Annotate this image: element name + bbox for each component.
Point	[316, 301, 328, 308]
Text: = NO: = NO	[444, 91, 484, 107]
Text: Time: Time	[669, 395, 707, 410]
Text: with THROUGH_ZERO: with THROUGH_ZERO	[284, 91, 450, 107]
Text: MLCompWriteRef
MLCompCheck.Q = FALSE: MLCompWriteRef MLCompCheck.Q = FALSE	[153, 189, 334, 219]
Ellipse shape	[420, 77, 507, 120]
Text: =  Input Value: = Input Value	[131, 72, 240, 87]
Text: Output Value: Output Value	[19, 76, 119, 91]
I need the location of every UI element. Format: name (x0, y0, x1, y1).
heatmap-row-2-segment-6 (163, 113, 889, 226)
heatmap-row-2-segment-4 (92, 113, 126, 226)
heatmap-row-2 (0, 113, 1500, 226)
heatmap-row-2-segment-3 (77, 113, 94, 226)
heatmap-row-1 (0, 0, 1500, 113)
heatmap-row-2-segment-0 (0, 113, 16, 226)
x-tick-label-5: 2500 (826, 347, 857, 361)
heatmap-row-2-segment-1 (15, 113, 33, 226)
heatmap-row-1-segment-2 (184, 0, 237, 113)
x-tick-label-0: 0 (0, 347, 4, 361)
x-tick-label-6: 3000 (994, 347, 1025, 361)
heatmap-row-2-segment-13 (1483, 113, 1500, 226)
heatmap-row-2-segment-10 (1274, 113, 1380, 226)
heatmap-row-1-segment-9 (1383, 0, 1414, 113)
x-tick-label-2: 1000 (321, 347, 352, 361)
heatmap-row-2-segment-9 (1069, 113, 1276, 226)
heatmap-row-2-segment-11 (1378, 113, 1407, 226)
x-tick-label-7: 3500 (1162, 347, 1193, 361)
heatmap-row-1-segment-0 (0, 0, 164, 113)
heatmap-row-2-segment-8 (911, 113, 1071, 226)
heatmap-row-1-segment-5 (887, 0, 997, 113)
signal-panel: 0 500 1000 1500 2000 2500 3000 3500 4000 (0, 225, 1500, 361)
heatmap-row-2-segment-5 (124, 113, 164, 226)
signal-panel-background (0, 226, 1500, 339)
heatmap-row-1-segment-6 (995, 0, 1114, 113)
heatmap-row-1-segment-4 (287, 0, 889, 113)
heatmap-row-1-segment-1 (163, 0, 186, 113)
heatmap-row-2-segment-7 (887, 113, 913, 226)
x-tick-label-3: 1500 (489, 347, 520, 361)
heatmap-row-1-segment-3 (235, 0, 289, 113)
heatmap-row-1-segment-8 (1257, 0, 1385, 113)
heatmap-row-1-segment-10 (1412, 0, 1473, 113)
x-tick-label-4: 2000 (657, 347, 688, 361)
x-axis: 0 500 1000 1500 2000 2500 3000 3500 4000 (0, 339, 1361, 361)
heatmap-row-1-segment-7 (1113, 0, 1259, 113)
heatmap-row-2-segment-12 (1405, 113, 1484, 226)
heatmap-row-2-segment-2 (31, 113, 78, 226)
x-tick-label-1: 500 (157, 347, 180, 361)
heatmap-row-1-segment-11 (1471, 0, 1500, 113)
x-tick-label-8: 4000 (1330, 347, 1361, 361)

■ ■ ■ ■

Directive:
Put every line of the items above into a numbered list, leaving out any blank lines.

Full answer:
1. Annotate this image: element name + bbox for each component.
2. Point	[316, 301, 328, 308]
3. Text: = NO: = NO	[444, 91, 484, 107]
4. Text: Time: Time	[669, 395, 707, 410]
5. Text: with THROUGH_ZERO: with THROUGH_ZERO	[284, 91, 450, 107]
6. Text: MLCompWriteRef
7. MLCompCheck.Q = FALSE: MLCompWriteRef MLCompCheck.Q = FALSE	[153, 189, 334, 219]
8. Ellipse shape	[420, 77, 507, 120]
9. Text: =  Input Value: = Input Value	[131, 72, 240, 87]
10. Text: Output Value: Output Value	[19, 76, 119, 91]
11. I need the location of every UI element. Format: name (x0, y0, x1, y1).
12. heatmap-row-2-segment-6 (163, 113, 889, 226)
13. heatmap-row-2-segment-4 (92, 113, 126, 226)
14. heatmap-row-2 (0, 113, 1500, 226)
15. heatmap-row-2-segment-3 (77, 113, 94, 226)
16. heatmap-row-1 (0, 0, 1500, 113)
17. heatmap-row-2-segment-0 (0, 113, 16, 226)
18. x-tick-label-5: 2500 (826, 347, 857, 361)
19. heatmap-row-2-segment-1 (15, 113, 33, 226)
20. heatmap-row-1-segment-2 (184, 0, 237, 113)
21. x-tick-label-0: 0 (0, 347, 4, 361)
22. x-tick-label-6: 3000 (994, 347, 1025, 361)
23. heatmap-row-2-segment-13 (1483, 113, 1500, 226)
24. heatmap-row-2-segment-10 (1274, 113, 1380, 226)
25. heatmap-row-1-segment-9 (1383, 0, 1414, 113)
26. x-tick-label-2: 1000 (321, 347, 352, 361)
27. heatmap-row-2-segment-9 (1069, 113, 1276, 226)
28. heatmap-row-2-segment-11 (1378, 113, 1407, 226)
29. x-tick-label-7: 3500 (1162, 347, 1193, 361)
30. heatmap-row-1-segment-0 (0, 0, 164, 113)
31. heatmap-row-2-segment-8 (911, 113, 1071, 226)
32. heatmap-row-1-segment-5 (887, 0, 997, 113)
33. signal-panel: 0 500 1000 1500 2000 2500 3000 3500 4000 (0, 225, 1500, 361)
34. heatmap-row-2-segment-5 (124, 113, 164, 226)
35. signal-panel-background (0, 226, 1500, 339)
36. heatmap-row-1-segment-6 (995, 0, 1114, 113)
37. heatmap-row-1-segment-4 (287, 0, 889, 113)
38. heatmap-row-1-segment-1 (163, 0, 186, 113)
39. heatmap-row-2-segment-7 (887, 113, 913, 226)
40. x-tick-label-3: 1500 (489, 347, 520, 361)
41. heatmap-row-1-segment-3 (235, 0, 289, 113)
42. heatmap-row-1-segment-8 (1257, 0, 1385, 113)
43. heatmap-row-1-segment-10 (1412, 0, 1473, 113)
44. x-tick-label-4: 2000 (657, 347, 688, 361)
45. x-axis: 0 500 1000 1500 2000 2500 3000 3500 4000 (0, 339, 1361, 361)
46. heatmap-row-1-segment-7 (1113, 0, 1259, 113)
47. heatmap-row-2-segment-12 (1405, 113, 1484, 226)
48. heatmap-row-2-segment-2 (31, 113, 78, 226)
49. x-tick-label-1: 500 (157, 347, 180, 361)
50. heatmap-row-1-segment-11 (1471, 0, 1500, 113)
51. x-tick-label-8: 4000 (1330, 347, 1361, 361)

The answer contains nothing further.